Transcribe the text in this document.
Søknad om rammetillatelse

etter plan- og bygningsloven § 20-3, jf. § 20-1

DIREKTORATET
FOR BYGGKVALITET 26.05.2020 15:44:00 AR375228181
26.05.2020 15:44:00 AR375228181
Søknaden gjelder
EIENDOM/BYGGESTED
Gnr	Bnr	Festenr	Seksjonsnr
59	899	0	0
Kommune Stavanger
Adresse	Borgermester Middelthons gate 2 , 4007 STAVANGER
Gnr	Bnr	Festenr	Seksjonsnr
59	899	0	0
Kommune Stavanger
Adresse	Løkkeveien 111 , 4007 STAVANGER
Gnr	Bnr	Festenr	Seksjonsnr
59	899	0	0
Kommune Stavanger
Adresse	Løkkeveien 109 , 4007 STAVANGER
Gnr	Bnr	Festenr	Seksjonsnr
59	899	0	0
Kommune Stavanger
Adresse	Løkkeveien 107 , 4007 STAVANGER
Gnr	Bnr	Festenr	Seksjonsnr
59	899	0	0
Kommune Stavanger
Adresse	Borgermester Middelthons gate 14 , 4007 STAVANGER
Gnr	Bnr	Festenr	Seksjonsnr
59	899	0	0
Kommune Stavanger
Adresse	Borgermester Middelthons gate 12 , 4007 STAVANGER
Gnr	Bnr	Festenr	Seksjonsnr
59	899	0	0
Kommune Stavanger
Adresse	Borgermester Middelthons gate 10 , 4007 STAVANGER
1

┄┄┄┄┄┄

The exercise -> Every entry must be output again, exactly as written above.

Complete output ->
Transcribe the text in this document.
Søknad om rammetillatelse

etter plan- og bygningsloven § 20-3, jf. § 20-1

DIREKTORATET
FOR BYGGKVALITET 26.05.2020 15:44:00 AR375228181
26.05.2020 15:44:00 AR375228181
Søknaden gjelder
EIENDOM/BYGGESTED
Gnr	Bnr	Festenr	Seksjonsnr
59	899	0	0
Kommune Stavanger
Adresse	Borgermester Middelthons gate 2 , 4007 STAVANGER
Gnr	Bnr	Festenr	Seksjonsnr
59	899	0	0
Kommune Stavanger
Adresse	Løkkeveien 111 , 4007 STAVANGER
Gnr	Bnr	Festenr	Seksjonsnr
59	899	0	0
Kommune Stavanger
Adresse	Løkkeveien 109 , 4007 STAVANGER
Gnr	Bnr	Festenr	Seksjonsnr
59	899	0	0
Kommune Stavanger
Adresse	Løkkeveien 107 , 4007 STAVANGER
Gnr	Bnr	Festenr	Seksjonsnr
59	899	0	0
Kommune Stavanger
Adresse	Borgermester Middelthons gate 14 , 4007 STAVANGER
Gnr	Bnr	Festenr	Seksjonsnr
59	899	0	0
Kommune Stavanger
Adresse	Borgermester Middelthons gate 12 , 4007 STAVANGER
Gnr	Bnr	Festenr	Seksjonsnr
59	899	0	0
Kommune Stavanger
Adresse	Borgermester Middelthons gate 10 , 4007 STAVANGER
1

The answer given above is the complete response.